→ **WHAT YOU SHOULD DO**:
From the listing below, extract each entry exactly as written, minus the images.
▼▼▼
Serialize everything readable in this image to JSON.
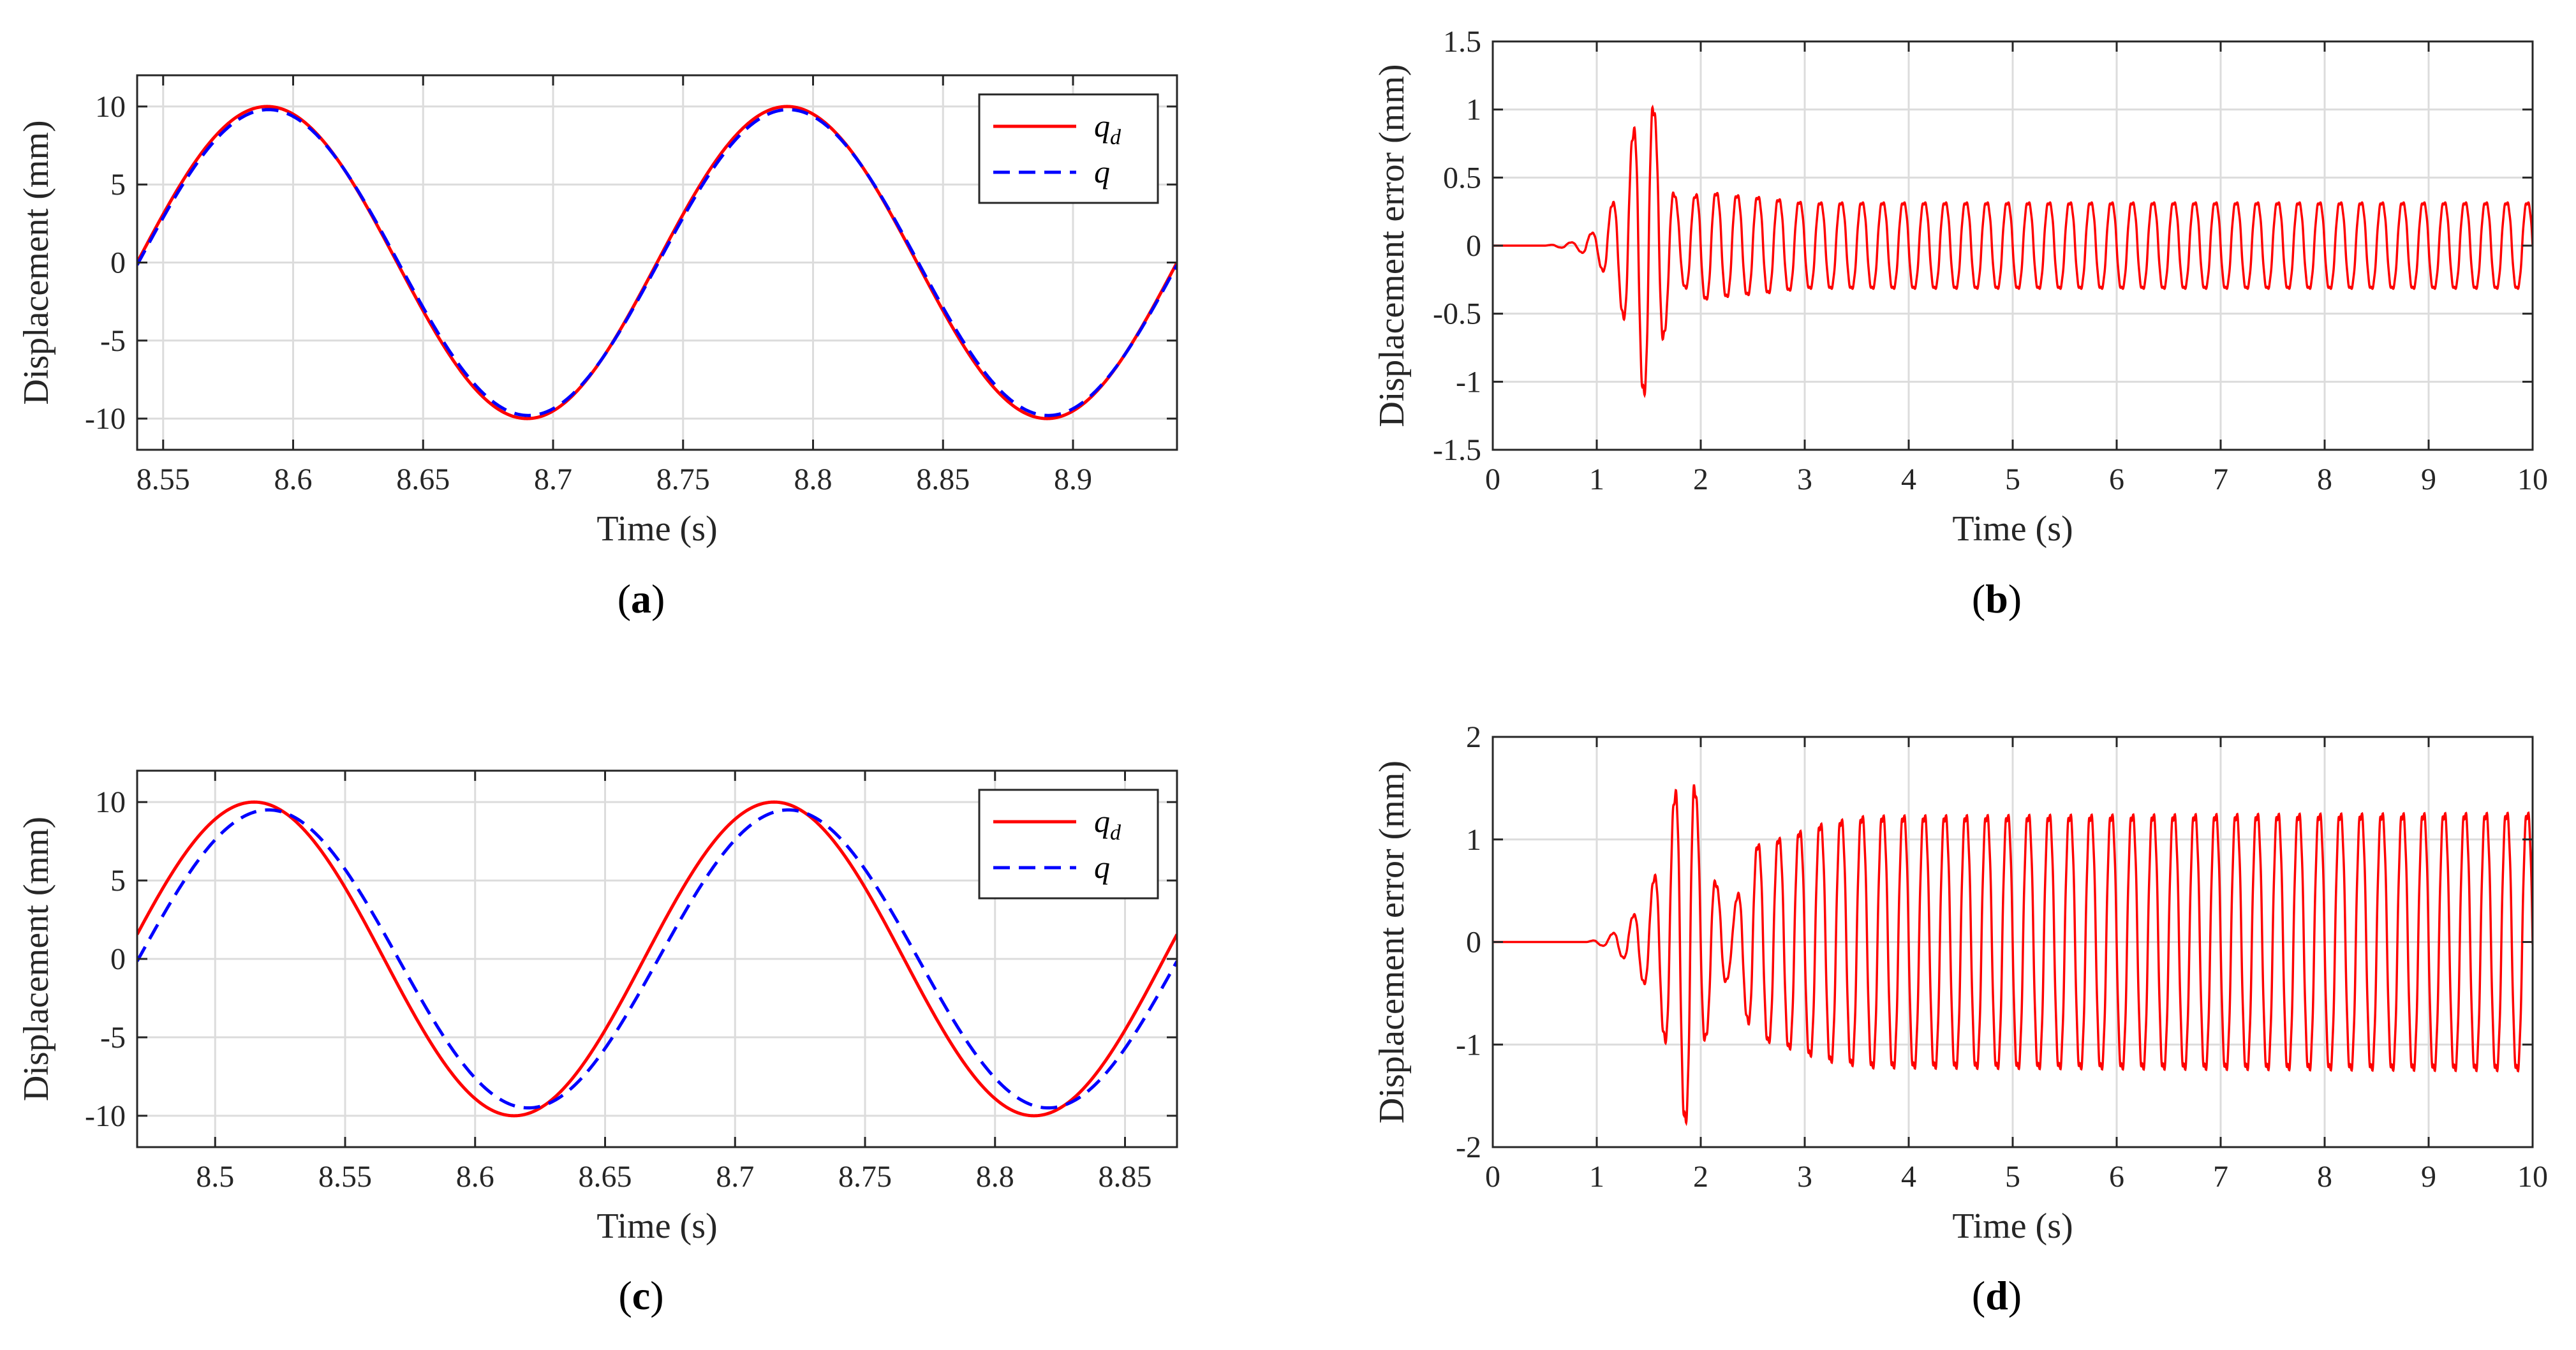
{
  "colors": {
    "reference": "#ff0000",
    "actual": "#0000ff",
    "axis": "#262626",
    "grid": "#dcdcdc"
  },
  "chart_data": [
    {
      "id": "a",
      "type": "line",
      "panel_label": {
        "open": "(",
        "letter": "a",
        "close": ")"
      },
      "xlabel": "Time (s)",
      "ylabel": "Displacement (mm)",
      "xlim": [
        8.54,
        8.94
      ],
      "ylim": [
        -12,
        12
      ],
      "xticks": [
        8.55,
        8.6,
        8.65,
        8.7,
        8.75,
        8.8,
        8.85,
        8.9
      ],
      "xtick_labels": [
        "8.55",
        "8.6",
        "8.65",
        "8.7",
        "8.75",
        "8.8",
        "8.85",
        "8.9"
      ],
      "yticks": [
        -10,
        -5,
        0,
        5,
        10
      ],
      "ytick_labels": [
        "-10",
        "-5",
        "0",
        "5",
        "10"
      ],
      "grid": true,
      "legend": {
        "position": "top-right",
        "entries": [
          {
            "main": "q",
            "sub": "d",
            "color": "#ff0000",
            "style": "solid"
          },
          {
            "main": "q",
            "sub": "",
            "color": "#0000ff",
            "style": "dashed"
          }
        ]
      },
      "series": [
        {
          "name": "q_d",
          "color": "#ff0000",
          "style": "solid",
          "function": "sine",
          "amplitude": 10,
          "frequency": 5,
          "zero_crossing": 8.54
        },
        {
          "name": "q",
          "color": "#0000ff",
          "style": "dashed",
          "function": "sine",
          "amplitude": 9.8,
          "frequency": 5,
          "zero_crossing": 8.5405
        }
      ]
    },
    {
      "id": "b",
      "type": "line",
      "panel_label": {
        "open": "(",
        "letter": "b",
        "close": ")"
      },
      "xlabel": "Time (s)",
      "ylabel": "Displacement error (mm)",
      "xlim": [
        0,
        10
      ],
      "ylim": [
        -1.5,
        1.5
      ],
      "xticks": [
        0,
        1,
        2,
        3,
        4,
        5,
        6,
        7,
        8,
        9,
        10
      ],
      "xtick_labels": [
        "0",
        "1",
        "2",
        "3",
        "4",
        "5",
        "6",
        "7",
        "8",
        "9",
        "10"
      ],
      "yticks": [
        -1.5,
        -1,
        -0.5,
        0,
        0.5,
        1,
        1.5
      ],
      "ytick_labels": [
        "-1.5",
        "-1",
        "-0.5",
        "0",
        "0.5",
        "1",
        "1.5"
      ],
      "grid": true,
      "series": [
        {
          "name": "error",
          "color": "#ff0000",
          "style": "solid",
          "function": "oscillation",
          "frequency": 5,
          "onset": 0.5,
          "transient": [
            [
              0.5,
              0
            ],
            [
              0.8,
              0.03
            ],
            [
              1.0,
              0.12
            ],
            [
              1.2,
              0.4
            ],
            [
              1.3,
              0.7
            ],
            [
              1.4,
              1.08
            ],
            [
              1.5,
              1.24
            ],
            [
              1.6,
              0.9
            ],
            [
              1.7,
              0.5
            ],
            [
              1.8,
              0.3
            ],
            [
              2.0,
              0.43
            ],
            [
              2.3,
              0.4
            ],
            [
              2.6,
              0.38
            ],
            [
              3.0,
              0.34
            ],
            [
              10.0,
              0.34
            ]
          ]
        }
      ]
    },
    {
      "id": "c",
      "type": "line",
      "panel_label": {
        "open": "(",
        "letter": "c",
        "close": ")"
      },
      "xlabel": "Time (s)",
      "ylabel": "Displacement (mm)",
      "xlim": [
        8.47,
        8.87
      ],
      "ylim": [
        -12,
        12
      ],
      "xticks": [
        8.5,
        8.55,
        8.6,
        8.65,
        8.7,
        8.75,
        8.8,
        8.85
      ],
      "xtick_labels": [
        "8.5",
        "8.55",
        "8.6",
        "8.65",
        "8.7",
        "8.75",
        "8.8",
        "8.85"
      ],
      "yticks": [
        -10,
        -5,
        0,
        5,
        10
      ],
      "ytick_labels": [
        "-10",
        "-5",
        "0",
        "5",
        "10"
      ],
      "grid": true,
      "legend": {
        "position": "top-right",
        "entries": [
          {
            "main": "q",
            "sub": "d",
            "color": "#ff0000",
            "style": "solid"
          },
          {
            "main": "q",
            "sub": "",
            "color": "#0000ff",
            "style": "dashed"
          }
        ]
      },
      "series": [
        {
          "name": "q_d",
          "color": "#ff0000",
          "style": "solid",
          "function": "sine",
          "amplitude": 10,
          "frequency": 5,
          "zero_crossing": 8.465
        },
        {
          "name": "q",
          "color": "#0000ff",
          "style": "dashed",
          "function": "sine",
          "amplitude": 9.5,
          "frequency": 5,
          "zero_crossing": 8.4705
        }
      ]
    },
    {
      "id": "d",
      "type": "line",
      "panel_label": {
        "open": "(",
        "letter": "d",
        "close": ")"
      },
      "xlabel": "Time (s)",
      "ylabel": "Displacement error (mm)",
      "xlim": [
        0,
        10
      ],
      "ylim": [
        -2,
        2
      ],
      "xticks": [
        0,
        1,
        2,
        3,
        4,
        5,
        6,
        7,
        8,
        9,
        10
      ],
      "xtick_labels": [
        "0",
        "1",
        "2",
        "3",
        "4",
        "5",
        "6",
        "7",
        "8",
        "9",
        "10"
      ],
      "yticks": [
        -2,
        -1,
        0,
        1,
        2
      ],
      "ytick_labels": [
        "-2",
        "-1",
        "0",
        "1",
        "2"
      ],
      "grid": true,
      "series": [
        {
          "name": "error",
          "color": "#ff0000",
          "style": "solid",
          "function": "oscillation",
          "frequency": 5,
          "onset": 0.9,
          "transient": [
            [
              0.9,
              0
            ],
            [
              1.1,
              0.05
            ],
            [
              1.3,
              0.2
            ],
            [
              1.5,
              0.5
            ],
            [
              1.65,
              1.0
            ],
            [
              1.8,
              1.8
            ],
            [
              1.9,
              1.95
            ],
            [
              2.0,
              1.2
            ],
            [
              2.15,
              0.6
            ],
            [
              2.3,
              0.3
            ],
            [
              2.5,
              1.0
            ],
            [
              2.8,
              1.1
            ],
            [
              3.2,
              1.25
            ],
            [
              3.6,
              1.32
            ],
            [
              10.0,
              1.35
            ]
          ]
        }
      ]
    }
  ]
}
▲▲▲
→ **ANSWER TO THE EXERCISE**:
Serialize everything readable in this image to JSON.
{
  "colors": {
    "reference": "#ff0000",
    "actual": "#0000ff",
    "axis": "#262626",
    "grid": "#dcdcdc"
  },
  "chart_data": [
    {
      "id": "a",
      "type": "line",
      "panel_label": {
        "open": "(",
        "letter": "a",
        "close": ")"
      },
      "xlabel": "Time (s)",
      "ylabel": "Displacement (mm)",
      "xlim": [
        8.54,
        8.94
      ],
      "ylim": [
        -12,
        12
      ],
      "xticks": [
        8.55,
        8.6,
        8.65,
        8.7,
        8.75,
        8.8,
        8.85,
        8.9
      ],
      "xtick_labels": [
        "8.55",
        "8.6",
        "8.65",
        "8.7",
        "8.75",
        "8.8",
        "8.85",
        "8.9"
      ],
      "yticks": [
        -10,
        -5,
        0,
        5,
        10
      ],
      "ytick_labels": [
        "-10",
        "-5",
        "0",
        "5",
        "10"
      ],
      "grid": true,
      "legend": {
        "position": "top-right",
        "entries": [
          {
            "main": "q",
            "sub": "d",
            "color": "#ff0000",
            "style": "solid"
          },
          {
            "main": "q",
            "sub": "",
            "color": "#0000ff",
            "style": "dashed"
          }
        ]
      },
      "series": [
        {
          "name": "q_d",
          "color": "#ff0000",
          "style": "solid",
          "function": "sine",
          "amplitude": 10,
          "frequency": 5,
          "zero_crossing": 8.54
        },
        {
          "name": "q",
          "color": "#0000ff",
          "style": "dashed",
          "function": "sine",
          "amplitude": 9.8,
          "frequency": 5,
          "zero_crossing": 8.5405
        }
      ]
    },
    {
      "id": "b",
      "type": "line",
      "panel_label": {
        "open": "(",
        "letter": "b",
        "close": ")"
      },
      "xlabel": "Time (s)",
      "ylabel": "Displacement error (mm)",
      "xlim": [
        0,
        10
      ],
      "ylim": [
        -1.5,
        1.5
      ],
      "xticks": [
        0,
        1,
        2,
        3,
        4,
        5,
        6,
        7,
        8,
        9,
        10
      ],
      "xtick_labels": [
        "0",
        "1",
        "2",
        "3",
        "4",
        "5",
        "6",
        "7",
        "8",
        "9",
        "10"
      ],
      "yticks": [
        -1.5,
        -1,
        -0.5,
        0,
        0.5,
        1,
        1.5
      ],
      "ytick_labels": [
        "-1.5",
        "-1",
        "-0.5",
        "0",
        "0.5",
        "1",
        "1.5"
      ],
      "grid": true,
      "series": [
        {
          "name": "error",
          "color": "#ff0000",
          "style": "solid",
          "function": "oscillation",
          "frequency": 5,
          "onset": 0.5,
          "transient": [
            [
              0.5,
              0
            ],
            [
              0.8,
              0.03
            ],
            [
              1.0,
              0.12
            ],
            [
              1.2,
              0.4
            ],
            [
              1.3,
              0.7
            ],
            [
              1.4,
              1.08
            ],
            [
              1.5,
              1.24
            ],
            [
              1.6,
              0.9
            ],
            [
              1.7,
              0.5
            ],
            [
              1.8,
              0.3
            ],
            [
              2.0,
              0.43
            ],
            [
              2.3,
              0.4
            ],
            [
              2.6,
              0.38
            ],
            [
              3.0,
              0.34
            ],
            [
              10.0,
              0.34
            ]
          ]
        }
      ]
    },
    {
      "id": "c",
      "type": "line",
      "panel_label": {
        "open": "(",
        "letter": "c",
        "close": ")"
      },
      "xlabel": "Time (s)",
      "ylabel": "Displacement (mm)",
      "xlim": [
        8.47,
        8.87
      ],
      "ylim": [
        -12,
        12
      ],
      "xticks": [
        8.5,
        8.55,
        8.6,
        8.65,
        8.7,
        8.75,
        8.8,
        8.85
      ],
      "xtick_labels": [
        "8.5",
        "8.55",
        "8.6",
        "8.65",
        "8.7",
        "8.75",
        "8.8",
        "8.85"
      ],
      "yticks": [
        -10,
        -5,
        0,
        5,
        10
      ],
      "ytick_labels": [
        "-10",
        "-5",
        "0",
        "5",
        "10"
      ],
      "grid": true,
      "legend": {
        "position": "top-right",
        "entries": [
          {
            "main": "q",
            "sub": "d",
            "color": "#ff0000",
            "style": "solid"
          },
          {
            "main": "q",
            "sub": "",
            "color": "#0000ff",
            "style": "dashed"
          }
        ]
      },
      "series": [
        {
          "name": "q_d",
          "color": "#ff0000",
          "style": "solid",
          "function": "sine",
          "amplitude": 10,
          "frequency": 5,
          "zero_crossing": 8.465
        },
        {
          "name": "q",
          "color": "#0000ff",
          "style": "dashed",
          "function": "sine",
          "amplitude": 9.5,
          "frequency": 5,
          "zero_crossing": 8.4705
        }
      ]
    },
    {
      "id": "d",
      "type": "line",
      "panel_label": {
        "open": "(",
        "letter": "d",
        "close": ")"
      },
      "xlabel": "Time (s)",
      "ylabel": "Displacement error (mm)",
      "xlim": [
        0,
        10
      ],
      "ylim": [
        -2,
        2
      ],
      "xticks": [
        0,
        1,
        2,
        3,
        4,
        5,
        6,
        7,
        8,
        9,
        10
      ],
      "xtick_labels": [
        "0",
        "1",
        "2",
        "3",
        "4",
        "5",
        "6",
        "7",
        "8",
        "9",
        "10"
      ],
      "yticks": [
        -2,
        -1,
        0,
        1,
        2
      ],
      "ytick_labels": [
        "-2",
        "-1",
        "0",
        "1",
        "2"
      ],
      "grid": true,
      "series": [
        {
          "name": "error",
          "color": "#ff0000",
          "style": "solid",
          "function": "oscillation",
          "frequency": 5,
          "onset": 0.9,
          "transient": [
            [
              0.9,
              0
            ],
            [
              1.1,
              0.05
            ],
            [
              1.3,
              0.2
            ],
            [
              1.5,
              0.5
            ],
            [
              1.65,
              1.0
            ],
            [
              1.8,
              1.8
            ],
            [
              1.9,
              1.95
            ],
            [
              2.0,
              1.2
            ],
            [
              2.15,
              0.6
            ],
            [
              2.3,
              0.3
            ],
            [
              2.5,
              1.0
            ],
            [
              2.8,
              1.1
            ],
            [
              3.2,
              1.25
            ],
            [
              3.6,
              1.32
            ],
            [
              10.0,
              1.35
            ]
          ]
        }
      ]
    }
  ]
}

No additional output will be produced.